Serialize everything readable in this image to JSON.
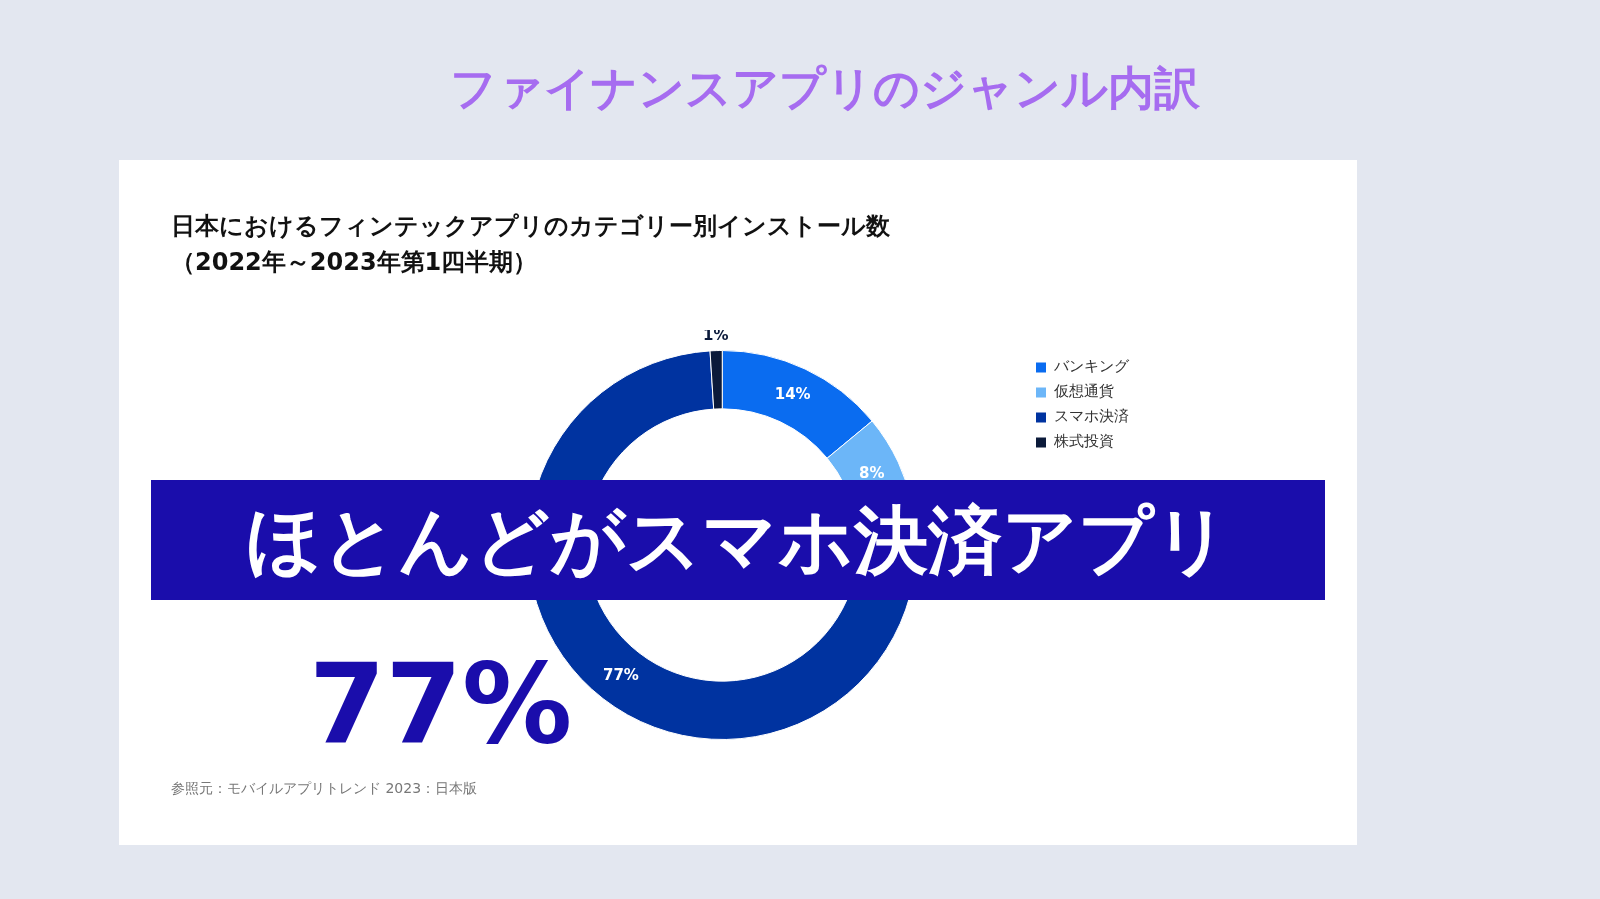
{
  "chart_data": {
    "type": "donut",
    "title": "ファイナンスアプリのジャンル内訳",
    "subtitle": "日本におけるフィンテックアプリのカテゴリー別インストール数（2022年～2023年第1四半期）",
    "categories": [
      "バンキング",
      "仮想通貨",
      "スマホ決済",
      "株式投資"
    ],
    "values": [
      14,
      8,
      77,
      1
    ],
    "colors": [
      "#0a6cf0",
      "#6cb6f8",
      "#0033a0",
      "#0b1a3a"
    ],
    "value_labels": [
      "14%",
      "8%",
      "77%",
      "1%"
    ],
    "legend": "top right",
    "annotations": [
      "ほとんどがスマホ決済アプリ",
      "77%",
      "参照元：モバイルアプリトレンド 2023：日本版"
    ]
  }
}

- - - - - - -

» Description of the task: Take the entries shown above and quote them verbatim, passing over the pictures.

» Task answer:
Serialize everything readable in this image to JSON.
{
  "chart_data": {
    "type": "donut",
    "title": "ファイナンスアプリのジャンル内訳",
    "subtitle": "日本におけるフィンテックアプリのカテゴリー別インストール数（2022年～2023年第1四半期）",
    "categories": [
      "バンキング",
      "仮想通貨",
      "スマホ決済",
      "株式投資"
    ],
    "values": [
      14,
      8,
      77,
      1
    ],
    "colors": [
      "#0a6cf0",
      "#6cb6f8",
      "#0033a0",
      "#0b1a3a"
    ],
    "value_labels": [
      "14%",
      "8%",
      "77%",
      "1%"
    ],
    "legend": "top right",
    "annotations": [
      "ほとんどがスマホ決済アプリ",
      "77%",
      "参照元：モバイルアプリトレンド 2023：日本版"
    ]
  }
}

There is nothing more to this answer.